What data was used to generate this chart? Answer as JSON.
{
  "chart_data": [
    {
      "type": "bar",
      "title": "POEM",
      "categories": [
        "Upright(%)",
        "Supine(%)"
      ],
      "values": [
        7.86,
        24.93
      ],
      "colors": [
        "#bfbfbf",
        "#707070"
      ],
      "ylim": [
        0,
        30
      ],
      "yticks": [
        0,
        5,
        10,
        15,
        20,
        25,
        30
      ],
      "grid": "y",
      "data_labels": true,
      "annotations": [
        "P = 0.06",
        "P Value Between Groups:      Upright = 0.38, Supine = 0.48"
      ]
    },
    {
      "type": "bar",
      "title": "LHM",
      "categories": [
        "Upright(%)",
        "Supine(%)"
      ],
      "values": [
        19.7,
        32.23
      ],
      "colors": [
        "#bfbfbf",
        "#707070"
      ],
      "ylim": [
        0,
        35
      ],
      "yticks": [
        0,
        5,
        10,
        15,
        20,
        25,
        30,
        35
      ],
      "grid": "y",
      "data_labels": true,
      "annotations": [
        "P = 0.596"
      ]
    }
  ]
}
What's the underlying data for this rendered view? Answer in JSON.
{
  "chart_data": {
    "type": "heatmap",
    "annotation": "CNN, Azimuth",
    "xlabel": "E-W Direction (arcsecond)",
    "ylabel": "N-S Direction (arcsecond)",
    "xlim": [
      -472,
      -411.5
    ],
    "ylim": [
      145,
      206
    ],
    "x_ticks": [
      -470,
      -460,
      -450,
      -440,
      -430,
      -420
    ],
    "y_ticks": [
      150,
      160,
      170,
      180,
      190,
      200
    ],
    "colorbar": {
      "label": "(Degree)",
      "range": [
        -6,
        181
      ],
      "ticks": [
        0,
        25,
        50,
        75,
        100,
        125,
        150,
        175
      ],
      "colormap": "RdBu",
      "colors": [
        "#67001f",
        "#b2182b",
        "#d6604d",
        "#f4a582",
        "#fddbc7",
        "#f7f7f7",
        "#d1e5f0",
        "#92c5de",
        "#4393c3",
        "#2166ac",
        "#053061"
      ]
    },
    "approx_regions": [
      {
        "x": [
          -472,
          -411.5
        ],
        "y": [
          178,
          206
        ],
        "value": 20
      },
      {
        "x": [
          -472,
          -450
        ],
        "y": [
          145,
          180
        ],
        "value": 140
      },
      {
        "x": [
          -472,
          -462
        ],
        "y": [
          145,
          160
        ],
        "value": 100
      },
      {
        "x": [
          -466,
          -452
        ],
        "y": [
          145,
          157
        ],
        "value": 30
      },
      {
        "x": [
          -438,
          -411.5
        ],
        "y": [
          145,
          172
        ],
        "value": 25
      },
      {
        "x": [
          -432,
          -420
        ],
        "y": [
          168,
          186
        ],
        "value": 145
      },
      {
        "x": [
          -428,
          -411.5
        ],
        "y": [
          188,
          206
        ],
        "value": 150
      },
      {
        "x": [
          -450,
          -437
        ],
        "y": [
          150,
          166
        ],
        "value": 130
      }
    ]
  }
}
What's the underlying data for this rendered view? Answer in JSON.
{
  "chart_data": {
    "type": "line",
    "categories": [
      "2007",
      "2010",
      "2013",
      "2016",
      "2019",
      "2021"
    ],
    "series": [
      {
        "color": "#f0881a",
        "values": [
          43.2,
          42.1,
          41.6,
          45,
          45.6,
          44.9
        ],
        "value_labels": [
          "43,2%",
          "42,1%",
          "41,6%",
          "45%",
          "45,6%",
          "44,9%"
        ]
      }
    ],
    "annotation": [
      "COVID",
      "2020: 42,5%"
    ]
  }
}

☆ ☆ ☆ ☆

> What the exercise asks
Quote all of the entries verbatim.

> Full answer
What data was used to generate this chart? Answer as JSON.
{
  "chart_data": [
    {
      "type": "bar",
      "title": "POEM",
      "categories": [
        "Upright(%)",
        "Supine(%)"
      ],
      "values": [
        7.86,
        24.93
      ],
      "colors": [
        "#bfbfbf",
        "#707070"
      ],
      "ylim": [
        0,
        30
      ],
      "yticks": [
        0,
        5,
        10,
        15,
        20,
        25,
        30
      ],
      "grid": "y",
      "data_labels": true,
      "annotations": [
        "P = 0.06",
        "P Value Between Groups:      Upright = 0.38, Supine = 0.48"
      ]
    },
    {
      "type": "bar",
      "title": "LHM",
      "categories": [
        "Upright(%)",
        "Supine(%)"
      ],
      "values": [
        19.7,
        32.23
      ],
      "colors": [
        "#bfbfbf",
        "#707070"
      ],
      "ylim": [
        0,
        35
      ],
      "yticks": [
        0,
        5,
        10,
        15,
        20,
        25,
        30,
        35
      ],
      "grid": "y",
      "data_labels": true,
      "annotations": [
        "P = 0.596"
      ]
    }
  ]
}
What's the underlying data for this rendered view? Answer in JSON.
{
  "chart_data": {
    "type": "heatmap",
    "annotation": "CNN, Azimuth",
    "xlabel": "E-W Direction (arcsecond)",
    "ylabel": "N-S Direction (arcsecond)",
    "xlim": [
      -472,
      -411.5
    ],
    "ylim": [
      145,
      206
    ],
    "x_ticks": [
      -470,
      -460,
      -450,
      -440,
      -430,
      -420
    ],
    "y_ticks": [
      150,
      160,
      170,
      180,
      190,
      200
    ],
    "colorbar": {
      "label": "(Degree)",
      "range": [
        -6,
        181
      ],
      "ticks": [
        0,
        25,
        50,
        75,
        100,
        125,
        150,
        175
      ],
      "colormap": "RdBu",
      "colors": [
        "#67001f",
        "#b2182b",
        "#d6604d",
        "#f4a582",
        "#fddbc7",
        "#f7f7f7",
        "#d1e5f0",
        "#92c5de",
        "#4393c3",
        "#2166ac",
        "#053061"
      ]
    },
    "approx_regions": [
      {
        "x": [
          -472,
          -411.5
        ],
        "y": [
          178,
          206
        ],
        "value": 20
      },
      {
        "x": [
          -472,
          -450
        ],
        "y": [
          145,
          180
        ],
        "value": 140
      },
      {
        "x": [
          -472,
          -462
        ],
        "y": [
          145,
          160
        ],
        "value": 100
      },
      {
        "x": [
          -466,
          -452
        ],
        "y": [
          145,
          157
        ],
        "value": 30
      },
      {
        "x": [
          -438,
          -411.5
        ],
        "y": [
          145,
          172
        ],
        "value": 25
      },
      {
        "x": [
          -432,
          -420
        ],
        "y": [
          168,
          186
        ],
        "value": 145
      },
      {
        "x": [
          -428,
          -411.5
        ],
        "y": [
          188,
          206
        ],
        "value": 150
      },
      {
        "x": [
          -450,
          -437
        ],
        "y": [
          150,
          166
        ],
        "value": 130
      }
    ]
  }
}
What's the underlying data for this rendered view? Answer in JSON.
{
  "chart_data": {
    "type": "line",
    "categories": [
      "2007",
      "2010",
      "2013",
      "2016",
      "2019",
      "2021"
    ],
    "series": [
      {
        "color": "#f0881a",
        "values": [
          43.2,
          42.1,
          41.6,
          45,
          45.6,
          44.9
        ],
        "value_labels": [
          "43,2%",
          "42,1%",
          "41,6%",
          "45%",
          "45,6%",
          "44,9%"
        ]
      }
    ],
    "annotation": [
      "COVID",
      "2020: 42,5%"
    ]
  }
}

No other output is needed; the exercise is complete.